Find the string "Подпрограмма" in the entries and copy each line that has it.

[Lines of data]
- - - - -

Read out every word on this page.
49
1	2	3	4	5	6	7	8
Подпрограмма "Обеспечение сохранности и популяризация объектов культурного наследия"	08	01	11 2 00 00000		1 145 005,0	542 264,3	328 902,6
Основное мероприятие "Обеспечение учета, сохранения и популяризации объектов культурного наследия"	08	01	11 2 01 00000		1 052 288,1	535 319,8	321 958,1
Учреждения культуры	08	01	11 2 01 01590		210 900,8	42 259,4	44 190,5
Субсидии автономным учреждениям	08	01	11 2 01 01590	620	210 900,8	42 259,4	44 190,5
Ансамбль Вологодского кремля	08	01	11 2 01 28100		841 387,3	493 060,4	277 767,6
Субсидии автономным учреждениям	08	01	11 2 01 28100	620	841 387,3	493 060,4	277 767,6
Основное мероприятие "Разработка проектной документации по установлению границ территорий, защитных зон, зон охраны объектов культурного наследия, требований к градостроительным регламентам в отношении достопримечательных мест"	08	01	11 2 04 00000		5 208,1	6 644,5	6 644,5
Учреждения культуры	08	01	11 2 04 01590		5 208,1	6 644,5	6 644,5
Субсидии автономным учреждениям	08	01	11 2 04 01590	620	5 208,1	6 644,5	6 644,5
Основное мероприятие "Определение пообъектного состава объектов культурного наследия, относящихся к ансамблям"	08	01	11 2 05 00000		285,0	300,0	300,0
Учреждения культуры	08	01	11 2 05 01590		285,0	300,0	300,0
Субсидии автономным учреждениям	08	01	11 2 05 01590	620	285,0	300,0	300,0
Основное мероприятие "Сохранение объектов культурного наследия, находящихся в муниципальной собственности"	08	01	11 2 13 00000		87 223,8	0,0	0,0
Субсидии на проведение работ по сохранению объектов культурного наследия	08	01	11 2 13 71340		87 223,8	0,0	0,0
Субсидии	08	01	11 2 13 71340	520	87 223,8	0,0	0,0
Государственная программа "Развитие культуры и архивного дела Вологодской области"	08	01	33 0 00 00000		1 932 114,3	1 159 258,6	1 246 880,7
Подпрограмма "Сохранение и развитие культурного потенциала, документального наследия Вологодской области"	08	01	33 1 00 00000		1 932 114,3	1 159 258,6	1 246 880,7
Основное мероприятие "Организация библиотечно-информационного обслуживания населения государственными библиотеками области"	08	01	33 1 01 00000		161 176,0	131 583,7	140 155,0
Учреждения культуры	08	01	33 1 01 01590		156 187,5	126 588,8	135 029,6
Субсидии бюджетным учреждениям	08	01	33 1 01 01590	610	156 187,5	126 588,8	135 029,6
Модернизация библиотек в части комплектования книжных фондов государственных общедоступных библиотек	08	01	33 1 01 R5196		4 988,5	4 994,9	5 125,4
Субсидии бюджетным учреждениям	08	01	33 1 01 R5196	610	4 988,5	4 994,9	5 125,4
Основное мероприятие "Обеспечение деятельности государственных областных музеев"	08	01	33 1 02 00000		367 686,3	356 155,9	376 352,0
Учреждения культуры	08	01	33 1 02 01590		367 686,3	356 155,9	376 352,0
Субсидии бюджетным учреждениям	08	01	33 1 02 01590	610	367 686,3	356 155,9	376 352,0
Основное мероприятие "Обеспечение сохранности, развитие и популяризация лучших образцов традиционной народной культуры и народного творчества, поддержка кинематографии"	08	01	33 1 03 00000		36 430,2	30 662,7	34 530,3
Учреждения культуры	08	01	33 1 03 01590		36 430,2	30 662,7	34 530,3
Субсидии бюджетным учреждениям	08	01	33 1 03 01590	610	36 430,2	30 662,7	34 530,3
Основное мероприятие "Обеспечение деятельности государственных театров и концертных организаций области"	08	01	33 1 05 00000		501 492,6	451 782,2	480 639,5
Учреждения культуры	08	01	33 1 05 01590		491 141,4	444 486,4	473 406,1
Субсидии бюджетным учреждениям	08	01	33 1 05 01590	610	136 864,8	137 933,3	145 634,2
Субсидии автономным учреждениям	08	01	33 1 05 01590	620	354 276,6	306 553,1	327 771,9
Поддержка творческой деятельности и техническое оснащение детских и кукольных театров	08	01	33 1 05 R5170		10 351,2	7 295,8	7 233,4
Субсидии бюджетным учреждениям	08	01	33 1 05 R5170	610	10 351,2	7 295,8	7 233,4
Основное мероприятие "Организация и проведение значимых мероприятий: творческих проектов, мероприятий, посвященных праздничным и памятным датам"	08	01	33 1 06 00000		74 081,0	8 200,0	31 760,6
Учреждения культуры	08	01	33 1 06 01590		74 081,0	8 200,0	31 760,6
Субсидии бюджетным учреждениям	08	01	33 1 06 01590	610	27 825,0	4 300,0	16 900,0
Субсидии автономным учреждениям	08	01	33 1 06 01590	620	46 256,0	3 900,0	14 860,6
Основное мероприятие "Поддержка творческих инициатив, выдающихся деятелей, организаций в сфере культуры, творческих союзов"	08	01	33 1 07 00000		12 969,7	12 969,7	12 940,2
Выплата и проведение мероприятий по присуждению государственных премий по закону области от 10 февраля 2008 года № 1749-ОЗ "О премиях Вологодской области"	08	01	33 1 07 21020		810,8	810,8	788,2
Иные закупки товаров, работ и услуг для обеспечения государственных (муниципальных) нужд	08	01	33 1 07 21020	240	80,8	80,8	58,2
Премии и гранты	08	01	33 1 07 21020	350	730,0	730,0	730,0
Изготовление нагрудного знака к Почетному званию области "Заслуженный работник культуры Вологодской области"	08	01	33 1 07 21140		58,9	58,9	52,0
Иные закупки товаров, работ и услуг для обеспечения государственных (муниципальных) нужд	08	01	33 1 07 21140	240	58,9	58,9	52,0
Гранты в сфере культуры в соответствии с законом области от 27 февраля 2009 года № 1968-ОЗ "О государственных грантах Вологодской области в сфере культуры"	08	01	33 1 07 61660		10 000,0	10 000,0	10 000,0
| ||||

- - - - -

# OUTPUT OF THE TASK
Подпрограмма "Обеспечение сохранности и популяризация объектов культурного наследия"	08	01	11 2 00 00000		1 145 005,0	542 264,3	328 902,6
Подпрограмма "Сохранение и развитие культурного потенциала, документального наследия Вологодской области"	08	01	33 1 00 00000		1 932 114,3	1 159 258,6	1 246 880,7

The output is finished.